*EXERCISE INSTRUCTIONS:*
Return the entries below verbatim. Pictures stay out.

Data listing
-.-.-
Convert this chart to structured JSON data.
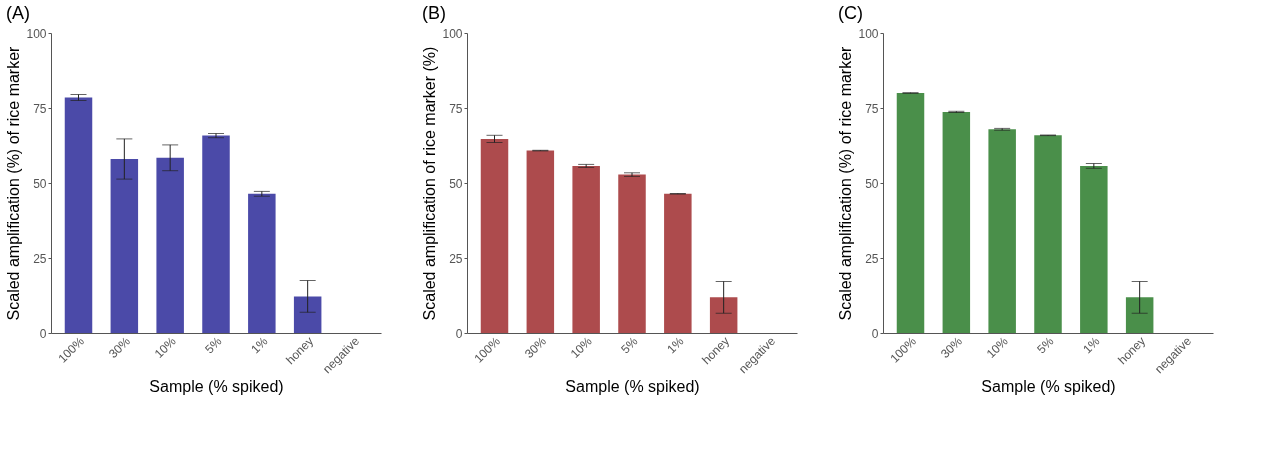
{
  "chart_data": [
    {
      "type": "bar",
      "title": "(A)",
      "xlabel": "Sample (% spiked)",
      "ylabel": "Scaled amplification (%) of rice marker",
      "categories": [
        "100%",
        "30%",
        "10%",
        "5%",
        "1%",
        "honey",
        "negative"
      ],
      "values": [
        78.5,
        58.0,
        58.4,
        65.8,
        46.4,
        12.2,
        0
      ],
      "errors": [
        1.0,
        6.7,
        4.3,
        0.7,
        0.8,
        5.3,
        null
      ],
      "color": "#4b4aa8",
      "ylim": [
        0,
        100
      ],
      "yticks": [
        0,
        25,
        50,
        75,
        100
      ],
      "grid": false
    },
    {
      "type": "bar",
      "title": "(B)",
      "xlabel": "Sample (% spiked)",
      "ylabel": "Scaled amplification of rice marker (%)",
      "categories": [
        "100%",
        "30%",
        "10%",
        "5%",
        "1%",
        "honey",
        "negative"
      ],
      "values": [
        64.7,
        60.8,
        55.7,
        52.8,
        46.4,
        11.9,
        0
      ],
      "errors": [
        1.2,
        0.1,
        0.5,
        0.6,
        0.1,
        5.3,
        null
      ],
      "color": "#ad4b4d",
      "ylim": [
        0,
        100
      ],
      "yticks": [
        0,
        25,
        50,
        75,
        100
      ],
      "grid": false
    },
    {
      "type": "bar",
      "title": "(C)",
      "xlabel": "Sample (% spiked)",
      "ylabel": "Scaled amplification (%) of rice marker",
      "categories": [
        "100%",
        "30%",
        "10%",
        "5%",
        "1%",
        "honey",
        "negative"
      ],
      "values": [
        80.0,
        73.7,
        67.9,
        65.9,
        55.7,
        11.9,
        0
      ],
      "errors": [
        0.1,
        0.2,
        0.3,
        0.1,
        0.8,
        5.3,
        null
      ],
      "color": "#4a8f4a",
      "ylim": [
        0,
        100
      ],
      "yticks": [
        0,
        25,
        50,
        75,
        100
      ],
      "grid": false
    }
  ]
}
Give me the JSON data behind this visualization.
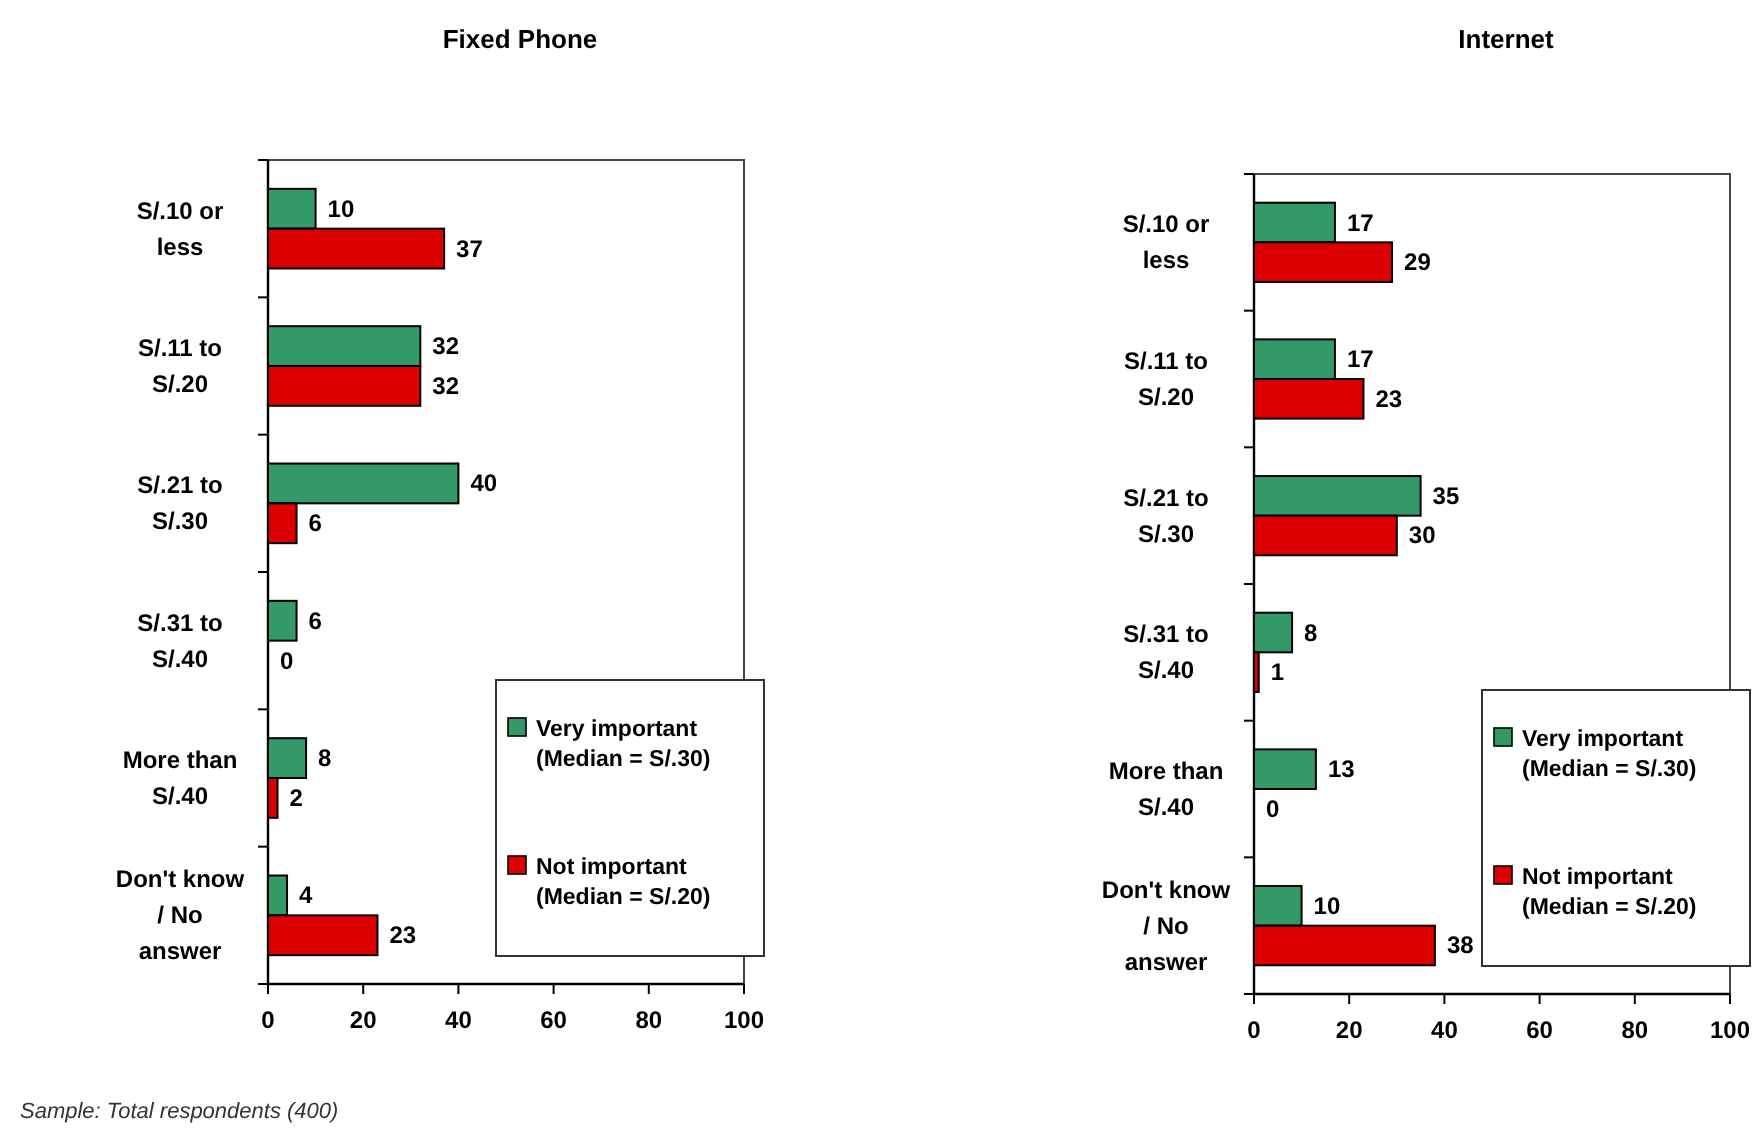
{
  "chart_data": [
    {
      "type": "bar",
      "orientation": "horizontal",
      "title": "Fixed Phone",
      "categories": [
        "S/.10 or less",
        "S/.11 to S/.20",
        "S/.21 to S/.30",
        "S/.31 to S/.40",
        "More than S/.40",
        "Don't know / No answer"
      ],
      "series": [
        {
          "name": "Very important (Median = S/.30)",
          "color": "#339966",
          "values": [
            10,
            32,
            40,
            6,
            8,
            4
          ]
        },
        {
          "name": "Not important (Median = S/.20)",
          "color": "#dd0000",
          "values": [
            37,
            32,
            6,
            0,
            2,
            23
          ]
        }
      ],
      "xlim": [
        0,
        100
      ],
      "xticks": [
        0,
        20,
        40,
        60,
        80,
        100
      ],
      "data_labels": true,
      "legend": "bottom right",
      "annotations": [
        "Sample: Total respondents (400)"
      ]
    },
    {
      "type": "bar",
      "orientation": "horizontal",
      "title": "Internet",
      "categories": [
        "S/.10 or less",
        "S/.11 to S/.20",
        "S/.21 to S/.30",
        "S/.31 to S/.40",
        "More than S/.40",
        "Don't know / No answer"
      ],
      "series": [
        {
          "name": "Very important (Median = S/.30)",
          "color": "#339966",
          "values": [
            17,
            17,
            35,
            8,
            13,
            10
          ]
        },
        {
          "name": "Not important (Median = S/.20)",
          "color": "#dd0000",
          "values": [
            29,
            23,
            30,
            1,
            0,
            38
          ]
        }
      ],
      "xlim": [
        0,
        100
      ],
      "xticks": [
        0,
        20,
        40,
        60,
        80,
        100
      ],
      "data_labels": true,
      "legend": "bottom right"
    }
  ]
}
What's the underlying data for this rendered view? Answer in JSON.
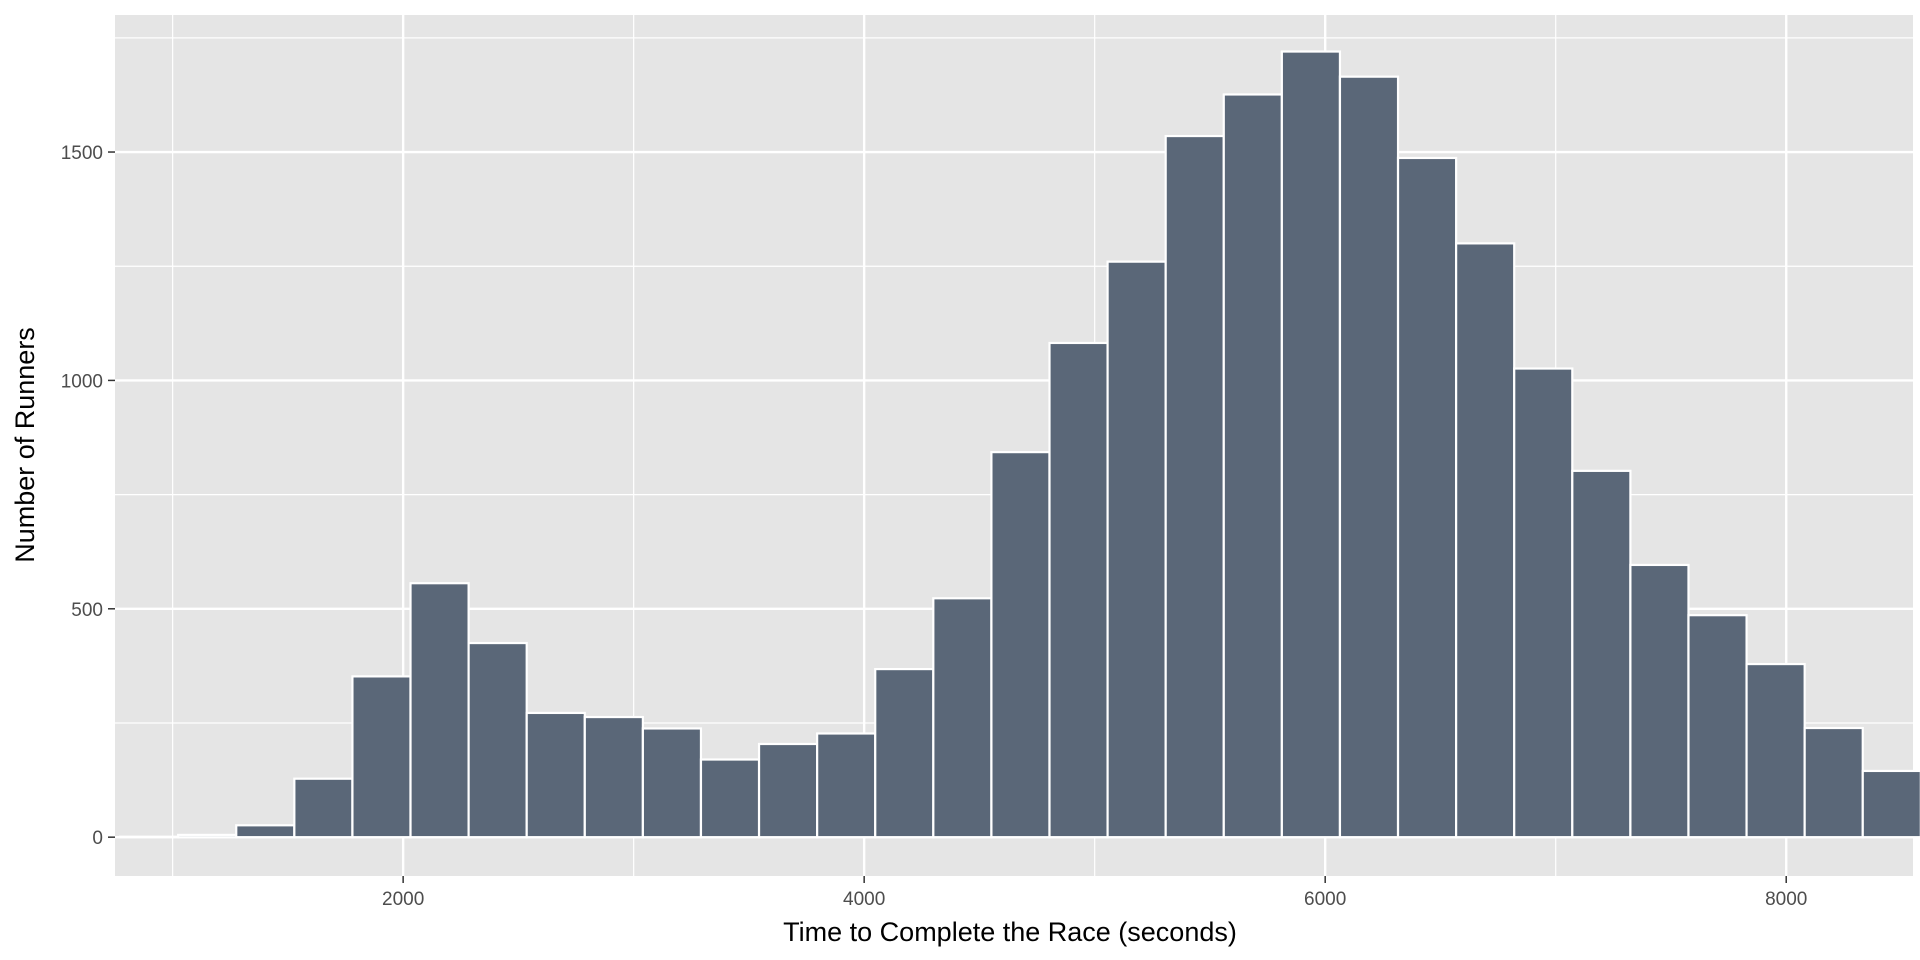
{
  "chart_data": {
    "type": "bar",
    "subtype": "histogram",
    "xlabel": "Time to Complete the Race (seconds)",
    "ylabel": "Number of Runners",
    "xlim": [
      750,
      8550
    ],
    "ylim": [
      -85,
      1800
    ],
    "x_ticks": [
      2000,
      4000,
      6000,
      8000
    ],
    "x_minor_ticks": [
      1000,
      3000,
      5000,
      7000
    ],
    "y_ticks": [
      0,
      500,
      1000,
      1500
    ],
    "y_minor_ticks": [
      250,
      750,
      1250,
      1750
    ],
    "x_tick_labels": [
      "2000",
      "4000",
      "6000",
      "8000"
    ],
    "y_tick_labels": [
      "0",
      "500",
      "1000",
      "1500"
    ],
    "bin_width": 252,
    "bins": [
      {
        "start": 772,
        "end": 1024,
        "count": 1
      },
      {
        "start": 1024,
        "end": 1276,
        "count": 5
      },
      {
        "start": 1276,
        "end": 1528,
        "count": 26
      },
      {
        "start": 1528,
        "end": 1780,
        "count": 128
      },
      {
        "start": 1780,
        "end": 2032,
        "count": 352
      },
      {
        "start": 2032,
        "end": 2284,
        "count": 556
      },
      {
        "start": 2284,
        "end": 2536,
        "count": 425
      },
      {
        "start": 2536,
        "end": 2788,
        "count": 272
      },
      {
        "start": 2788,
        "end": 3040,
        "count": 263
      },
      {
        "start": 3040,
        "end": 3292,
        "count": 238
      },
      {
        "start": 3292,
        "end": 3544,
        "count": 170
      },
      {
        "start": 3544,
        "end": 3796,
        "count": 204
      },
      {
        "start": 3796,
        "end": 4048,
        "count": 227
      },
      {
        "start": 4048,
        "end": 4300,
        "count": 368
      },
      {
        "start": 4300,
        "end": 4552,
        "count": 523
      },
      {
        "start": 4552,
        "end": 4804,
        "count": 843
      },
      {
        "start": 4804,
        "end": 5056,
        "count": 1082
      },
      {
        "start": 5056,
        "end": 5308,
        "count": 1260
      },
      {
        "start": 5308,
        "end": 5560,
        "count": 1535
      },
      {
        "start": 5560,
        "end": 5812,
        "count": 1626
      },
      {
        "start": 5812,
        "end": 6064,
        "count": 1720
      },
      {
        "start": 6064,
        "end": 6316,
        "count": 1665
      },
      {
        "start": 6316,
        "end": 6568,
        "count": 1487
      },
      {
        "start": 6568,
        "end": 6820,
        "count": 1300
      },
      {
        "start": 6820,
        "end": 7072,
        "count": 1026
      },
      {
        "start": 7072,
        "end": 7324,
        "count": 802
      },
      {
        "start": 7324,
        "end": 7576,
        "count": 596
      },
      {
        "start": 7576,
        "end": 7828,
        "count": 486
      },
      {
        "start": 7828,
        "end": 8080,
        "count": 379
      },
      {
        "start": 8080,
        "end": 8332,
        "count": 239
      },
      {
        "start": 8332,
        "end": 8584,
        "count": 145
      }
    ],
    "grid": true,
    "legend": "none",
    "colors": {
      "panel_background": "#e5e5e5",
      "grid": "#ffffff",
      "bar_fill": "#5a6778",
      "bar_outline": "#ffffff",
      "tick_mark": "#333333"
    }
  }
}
-.-.-
*EXERCISE RESPONSE:*
Convert this chart to structured JSON data.
{
  "chart_data": [
    {
      "type": "bar",
      "title": "(A)",
      "xlabel": "Sample (% spiked)",
      "ylabel": "Scaled amplification (%) of rice marker",
      "categories": [
        "100%",
        "30%",
        "10%",
        "5%",
        "1%",
        "honey",
        "negative"
      ],
      "values": [
        78.5,
        58.0,
        58.4,
        65.8,
        46.4,
        12.2,
        0
      ],
      "errors": [
        1.0,
        6.7,
        4.3,
        0.7,
        0.8,
        5.3,
        null
      ],
      "color": "#4b4aa8",
      "ylim": [
        0,
        100
      ],
      "yticks": [
        0,
        25,
        50,
        75,
        100
      ],
      "grid": false
    },
    {
      "type": "bar",
      "title": "(B)",
      "xlabel": "Sample (% spiked)",
      "ylabel": "Scaled amplification of rice marker (%)",
      "categories": [
        "100%",
        "30%",
        "10%",
        "5%",
        "1%",
        "honey",
        "negative"
      ],
      "values": [
        64.7,
        60.8,
        55.7,
        52.8,
        46.4,
        11.9,
        0
      ],
      "errors": [
        1.2,
        0.1,
        0.5,
        0.6,
        0.1,
        5.3,
        null
      ],
      "color": "#ad4b4d",
      "ylim": [
        0,
        100
      ],
      "yticks": [
        0,
        25,
        50,
        75,
        100
      ],
      "grid": false
    },
    {
      "type": "bar",
      "title": "(C)",
      "xlabel": "Sample (% spiked)",
      "ylabel": "Scaled amplification (%) of rice marker",
      "categories": [
        "100%",
        "30%",
        "10%",
        "5%",
        "1%",
        "honey",
        "negative"
      ],
      "values": [
        80.0,
        73.7,
        67.9,
        65.9,
        55.7,
        11.9,
        0
      ],
      "errors": [
        0.1,
        0.2,
        0.3,
        0.1,
        0.8,
        5.3,
        null
      ],
      "color": "#4a8f4a",
      "ylim": [
        0,
        100
      ],
      "yticks": [
        0,
        25,
        50,
        75,
        100
      ],
      "grid": false
    }
  ]
}
Give me the JSON data behind this visualization.
{
  "chart_data": [
    {
      "type": "bar",
      "orientation": "horizontal",
      "title": "Fixed Phone",
      "categories": [
        "S/.10 or less",
        "S/.11 to S/.20",
        "S/.21 to S/.30",
        "S/.31 to S/.40",
        "More than S/.40",
        "Don't know / No answer"
      ],
      "series": [
        {
          "name": "Very important (Median = S/.30)",
          "color": "#339966",
          "values": [
            10,
            32,
            40,
            6,
            8,
            4
          ]
        },
        {
          "name": "Not important (Median = S/.20)",
          "color": "#dd0000",
          "values": [
            37,
            32,
            6,
            0,
            2,
            23
          ]
        }
      ],
      "xlim": [
        0,
        100
      ],
      "xticks": [
        0,
        20,
        40,
        60,
        80,
        100
      ],
      "data_labels": true,
      "legend": "bottom right",
      "annotations": [
        "Sample: Total respondents (400)"
      ]
    },
    {
      "type": "bar",
      "orientation": "horizontal",
      "title": "Internet",
      "categories": [
        "S/.10 or less",
        "S/.11 to S/.20",
        "S/.21 to S/.30",
        "S/.31 to S/.40",
        "More than S/.40",
        "Don't know / No answer"
      ],
      "series": [
        {
          "name": "Very important (Median = S/.30)",
          "color": "#339966",
          "values": [
            17,
            17,
            35,
            8,
            13,
            10
          ]
        },
        {
          "name": "Not important (Median = S/.20)",
          "color": "#dd0000",
          "values": [
            29,
            23,
            30,
            1,
            0,
            38
          ]
        }
      ],
      "xlim": [
        0,
        100
      ],
      "xticks": [
        0,
        20,
        40,
        60,
        80,
        100
      ],
      "data_labels": true,
      "legend": "bottom right"
    }
  ]
}
What's the underlying data for this rendered view? Answer in JSON.
{
  "chart_data": {
    "type": "bar",
    "subtype": "histogram",
    "xlabel": "Time to Complete the Race (seconds)",
    "ylabel": "Number of Runners",
    "xlim": [
      750,
      8550
    ],
    "ylim": [
      -85,
      1800
    ],
    "x_ticks": [
      2000,
      4000,
      6000,
      8000
    ],
    "x_minor_ticks": [
      1000,
      3000,
      5000,
      7000
    ],
    "y_ticks": [
      0,
      500,
      1000,
      1500
    ],
    "y_minor_ticks": [
      250,
      750,
      1250,
      1750
    ],
    "x_tick_labels": [
      "2000",
      "4000",
      "6000",
      "8000"
    ],
    "y_tick_labels": [
      "0",
      "500",
      "1000",
      "1500"
    ],
    "bin_width": 252,
    "bins": [
      {
        "start": 772,
        "end": 1024,
        "count": 1
      },
      {
        "start": 1024,
        "end": 1276,
        "count": 5
      },
      {
        "start": 1276,
        "end": 1528,
        "count": 26
      },
      {
        "start": 1528,
        "end": 1780,
        "count": 128
      },
      {
        "start": 1780,
        "end": 2032,
        "count": 352
      },
      {
        "start": 2032,
        "end": 2284,
        "count": 556
      },
      {
        "start": 2284,
        "end": 2536,
        "count": 425
      },
      {
        "start": 2536,
        "end": 2788,
        "count": 272
      },
      {
        "start": 2788,
        "end": 3040,
        "count": 263
      },
      {
        "start": 3040,
        "end": 3292,
        "count": 238
      },
      {
        "start": 3292,
        "end": 3544,
        "count": 170
      },
      {
        "start": 3544,
        "end": 3796,
        "count": 204
      },
      {
        "start": 3796,
        "end": 4048,
        "count": 227
      },
      {
        "start": 4048,
        "end": 4300,
        "count": 368
      },
      {
        "start": 4300,
        "end": 4552,
        "count": 523
      },
      {
        "start": 4552,
        "end": 4804,
        "count": 843
      },
      {
        "start": 4804,
        "end": 5056,
        "count": 1082
      },
      {
        "start": 5056,
        "end": 5308,
        "count": 1260
      },
      {
        "start": 5308,
        "end": 5560,
        "count": 1535
      },
      {
        "start": 5560,
        "end": 5812,
        "count": 1626
      },
      {
        "start": 5812,
        "end": 6064,
        "count": 1720
      },
      {
        "start": 6064,
        "end": 6316,
        "count": 1665
      },
      {
        "start": 6316,
        "end": 6568,
        "count": 1487
      },
      {
        "start": 6568,
        "end": 6820,
        "count": 1300
      },
      {
        "start": 6820,
        "end": 7072,
        "count": 1026
      },
      {
        "start": 7072,
        "end": 7324,
        "count": 802
      },
      {
        "start": 7324,
        "end": 7576,
        "count": 596
      },
      {
        "start": 7576,
        "end": 7828,
        "count": 486
      },
      {
        "start": 7828,
        "end": 8080,
        "count": 379
      },
      {
        "start": 8080,
        "end": 8332,
        "count": 239
      },
      {
        "start": 8332,
        "end": 8584,
        "count": 145
      }
    ],
    "grid": true,
    "legend": "none",
    "colors": {
      "panel_background": "#e5e5e5",
      "grid": "#ffffff",
      "bar_fill": "#5a6778",
      "bar_outline": "#ffffff",
      "tick_mark": "#333333"
    }
  }
}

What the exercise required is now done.